### What you are asked to do
What follows is a set of records; repeat all of them exactly.

### Data shown
- - -

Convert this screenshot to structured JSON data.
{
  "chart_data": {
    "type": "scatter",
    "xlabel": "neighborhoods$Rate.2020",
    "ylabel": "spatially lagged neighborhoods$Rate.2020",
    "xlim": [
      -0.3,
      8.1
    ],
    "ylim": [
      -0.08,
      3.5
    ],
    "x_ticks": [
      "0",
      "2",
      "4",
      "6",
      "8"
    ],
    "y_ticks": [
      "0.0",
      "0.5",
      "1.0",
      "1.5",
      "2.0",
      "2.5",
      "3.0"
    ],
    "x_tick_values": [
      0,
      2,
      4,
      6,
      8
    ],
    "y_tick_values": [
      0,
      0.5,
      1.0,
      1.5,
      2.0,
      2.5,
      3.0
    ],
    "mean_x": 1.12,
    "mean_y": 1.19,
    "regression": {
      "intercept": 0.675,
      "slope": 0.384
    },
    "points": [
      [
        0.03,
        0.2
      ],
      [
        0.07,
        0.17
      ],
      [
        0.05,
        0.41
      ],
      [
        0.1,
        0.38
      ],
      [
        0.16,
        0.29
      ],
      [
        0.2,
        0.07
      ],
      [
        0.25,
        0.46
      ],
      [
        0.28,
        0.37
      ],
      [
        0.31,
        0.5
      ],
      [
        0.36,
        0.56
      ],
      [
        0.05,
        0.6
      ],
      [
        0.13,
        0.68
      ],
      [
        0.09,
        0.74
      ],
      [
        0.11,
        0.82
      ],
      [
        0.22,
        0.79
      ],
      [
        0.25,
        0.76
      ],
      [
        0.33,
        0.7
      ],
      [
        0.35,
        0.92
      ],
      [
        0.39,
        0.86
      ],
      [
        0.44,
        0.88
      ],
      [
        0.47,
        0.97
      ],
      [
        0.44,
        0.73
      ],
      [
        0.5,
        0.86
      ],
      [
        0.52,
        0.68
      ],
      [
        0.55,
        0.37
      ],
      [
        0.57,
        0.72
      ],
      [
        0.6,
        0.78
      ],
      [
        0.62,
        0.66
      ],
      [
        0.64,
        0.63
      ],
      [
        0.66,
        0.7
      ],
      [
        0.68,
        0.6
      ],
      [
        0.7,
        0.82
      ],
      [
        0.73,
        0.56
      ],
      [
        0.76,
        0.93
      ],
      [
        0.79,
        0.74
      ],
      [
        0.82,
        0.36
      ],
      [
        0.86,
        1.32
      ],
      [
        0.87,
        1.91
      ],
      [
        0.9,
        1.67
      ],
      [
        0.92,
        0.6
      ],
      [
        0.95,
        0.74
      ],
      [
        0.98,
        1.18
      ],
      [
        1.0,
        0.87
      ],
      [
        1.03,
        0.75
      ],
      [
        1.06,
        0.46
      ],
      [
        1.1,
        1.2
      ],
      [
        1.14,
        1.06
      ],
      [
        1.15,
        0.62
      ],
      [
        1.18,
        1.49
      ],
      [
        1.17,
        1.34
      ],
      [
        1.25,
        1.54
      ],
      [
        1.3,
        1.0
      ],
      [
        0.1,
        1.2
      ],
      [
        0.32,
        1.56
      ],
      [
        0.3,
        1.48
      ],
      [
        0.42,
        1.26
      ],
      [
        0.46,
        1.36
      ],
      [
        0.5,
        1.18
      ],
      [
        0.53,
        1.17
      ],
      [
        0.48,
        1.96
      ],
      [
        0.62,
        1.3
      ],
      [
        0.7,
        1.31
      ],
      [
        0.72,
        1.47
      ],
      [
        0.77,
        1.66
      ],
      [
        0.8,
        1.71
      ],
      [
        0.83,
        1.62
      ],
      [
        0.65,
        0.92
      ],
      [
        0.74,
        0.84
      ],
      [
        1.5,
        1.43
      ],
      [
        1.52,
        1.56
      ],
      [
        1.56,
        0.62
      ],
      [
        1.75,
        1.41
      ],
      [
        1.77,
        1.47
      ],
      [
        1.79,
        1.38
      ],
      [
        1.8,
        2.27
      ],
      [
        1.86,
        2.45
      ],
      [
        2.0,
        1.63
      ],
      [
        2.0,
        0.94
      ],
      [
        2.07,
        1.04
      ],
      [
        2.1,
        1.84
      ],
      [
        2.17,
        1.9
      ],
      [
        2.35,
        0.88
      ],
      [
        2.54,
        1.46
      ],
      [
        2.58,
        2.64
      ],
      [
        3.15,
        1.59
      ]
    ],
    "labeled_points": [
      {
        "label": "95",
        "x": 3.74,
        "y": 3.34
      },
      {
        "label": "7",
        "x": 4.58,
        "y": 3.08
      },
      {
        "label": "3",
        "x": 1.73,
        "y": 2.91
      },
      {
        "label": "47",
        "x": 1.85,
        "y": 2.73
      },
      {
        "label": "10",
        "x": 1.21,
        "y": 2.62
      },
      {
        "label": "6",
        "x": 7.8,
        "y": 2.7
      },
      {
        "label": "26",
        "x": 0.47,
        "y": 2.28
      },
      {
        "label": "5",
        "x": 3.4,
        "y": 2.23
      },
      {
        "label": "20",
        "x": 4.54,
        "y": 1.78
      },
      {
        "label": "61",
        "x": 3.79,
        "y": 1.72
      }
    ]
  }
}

- - -

### Problem solution
Convert this screenshot to structured JSON data.
{
  "chart_data": {
    "type": "scatter",
    "xlabel": "neighborhoods$Rate.2020",
    "ylabel": "spatially lagged neighborhoods$Rate.2020",
    "xlim": [
      -0.3,
      8.1
    ],
    "ylim": [
      -0.08,
      3.5
    ],
    "x_ticks": [
      "0",
      "2",
      "4",
      "6",
      "8"
    ],
    "y_ticks": [
      "0.0",
      "0.5",
      "1.0",
      "1.5",
      "2.0",
      "2.5",
      "3.0"
    ],
    "x_tick_values": [
      0,
      2,
      4,
      6,
      8
    ],
    "y_tick_values": [
      0,
      0.5,
      1.0,
      1.5,
      2.0,
      2.5,
      3.0
    ],
    "mean_x": 1.12,
    "mean_y": 1.19,
    "regression": {
      "intercept": 0.675,
      "slope": 0.384
    },
    "points": [
      [
        0.03,
        0.2
      ],
      [
        0.07,
        0.17
      ],
      [
        0.05,
        0.41
      ],
      [
        0.1,
        0.38
      ],
      [
        0.16,
        0.29
      ],
      [
        0.2,
        0.07
      ],
      [
        0.25,
        0.46
      ],
      [
        0.28,
        0.37
      ],
      [
        0.31,
        0.5
      ],
      [
        0.36,
        0.56
      ],
      [
        0.05,
        0.6
      ],
      [
        0.13,
        0.68
      ],
      [
        0.09,
        0.74
      ],
      [
        0.11,
        0.82
      ],
      [
        0.22,
        0.79
      ],
      [
        0.25,
        0.76
      ],
      [
        0.33,
        0.7
      ],
      [
        0.35,
        0.92
      ],
      [
        0.39,
        0.86
      ],
      [
        0.44,
        0.88
      ],
      [
        0.47,
        0.97
      ],
      [
        0.44,
        0.73
      ],
      [
        0.5,
        0.86
      ],
      [
        0.52,
        0.68
      ],
      [
        0.55,
        0.37
      ],
      [
        0.57,
        0.72
      ],
      [
        0.6,
        0.78
      ],
      [
        0.62,
        0.66
      ],
      [
        0.64,
        0.63
      ],
      [
        0.66,
        0.7
      ],
      [
        0.68,
        0.6
      ],
      [
        0.7,
        0.82
      ],
      [
        0.73,
        0.56
      ],
      [
        0.76,
        0.93
      ],
      [
        0.79,
        0.74
      ],
      [
        0.82,
        0.36
      ],
      [
        0.86,
        1.32
      ],
      [
        0.87,
        1.91
      ],
      [
        0.9,
        1.67
      ],
      [
        0.92,
        0.6
      ],
      [
        0.95,
        0.74
      ],
      [
        0.98,
        1.18
      ],
      [
        1.0,
        0.87
      ],
      [
        1.03,
        0.75
      ],
      [
        1.06,
        0.46
      ],
      [
        1.1,
        1.2
      ],
      [
        1.14,
        1.06
      ],
      [
        1.15,
        0.62
      ],
      [
        1.18,
        1.49
      ],
      [
        1.17,
        1.34
      ],
      [
        1.25,
        1.54
      ],
      [
        1.3,
        1.0
      ],
      [
        0.1,
        1.2
      ],
      [
        0.32,
        1.56
      ],
      [
        0.3,
        1.48
      ],
      [
        0.42,
        1.26
      ],
      [
        0.46,
        1.36
      ],
      [
        0.5,
        1.18
      ],
      [
        0.53,
        1.17
      ],
      [
        0.48,
        1.96
      ],
      [
        0.62,
        1.3
      ],
      [
        0.7,
        1.31
      ],
      [
        0.72,
        1.47
      ],
      [
        0.77,
        1.66
      ],
      [
        0.8,
        1.71
      ],
      [
        0.83,
        1.62
      ],
      [
        0.65,
        0.92
      ],
      [
        0.74,
        0.84
      ],
      [
        1.5,
        1.43
      ],
      [
        1.52,
        1.56
      ],
      [
        1.56,
        0.62
      ],
      [
        1.75,
        1.41
      ],
      [
        1.77,
        1.47
      ],
      [
        1.79,
        1.38
      ],
      [
        1.8,
        2.27
      ],
      [
        1.86,
        2.45
      ],
      [
        2.0,
        1.63
      ],
      [
        2.0,
        0.94
      ],
      [
        2.07,
        1.04
      ],
      [
        2.1,
        1.84
      ],
      [
        2.17,
        1.9
      ],
      [
        2.35,
        0.88
      ],
      [
        2.54,
        1.46
      ],
      [
        2.58,
        2.64
      ],
      [
        3.15,
        1.59
      ]
    ],
    "labeled_points": [
      {
        "label": "95",
        "x": 3.74,
        "y": 3.34
      },
      {
        "label": "7",
        "x": 4.58,
        "y": 3.08
      },
      {
        "label": "3",
        "x": 1.73,
        "y": 2.91
      },
      {
        "label": "47",
        "x": 1.85,
        "y": 2.73
      },
      {
        "label": "10",
        "x": 1.21,
        "y": 2.62
      },
      {
        "label": "6",
        "x": 7.8,
        "y": 2.7
      },
      {
        "label": "26",
        "x": 0.47,
        "y": 2.28
      },
      {
        "label": "5",
        "x": 3.4,
        "y": 2.23
      },
      {
        "label": "20",
        "x": 4.54,
        "y": 1.78
      },
      {
        "label": "61",
        "x": 3.79,
        "y": 1.72
      }
    ]
  }
}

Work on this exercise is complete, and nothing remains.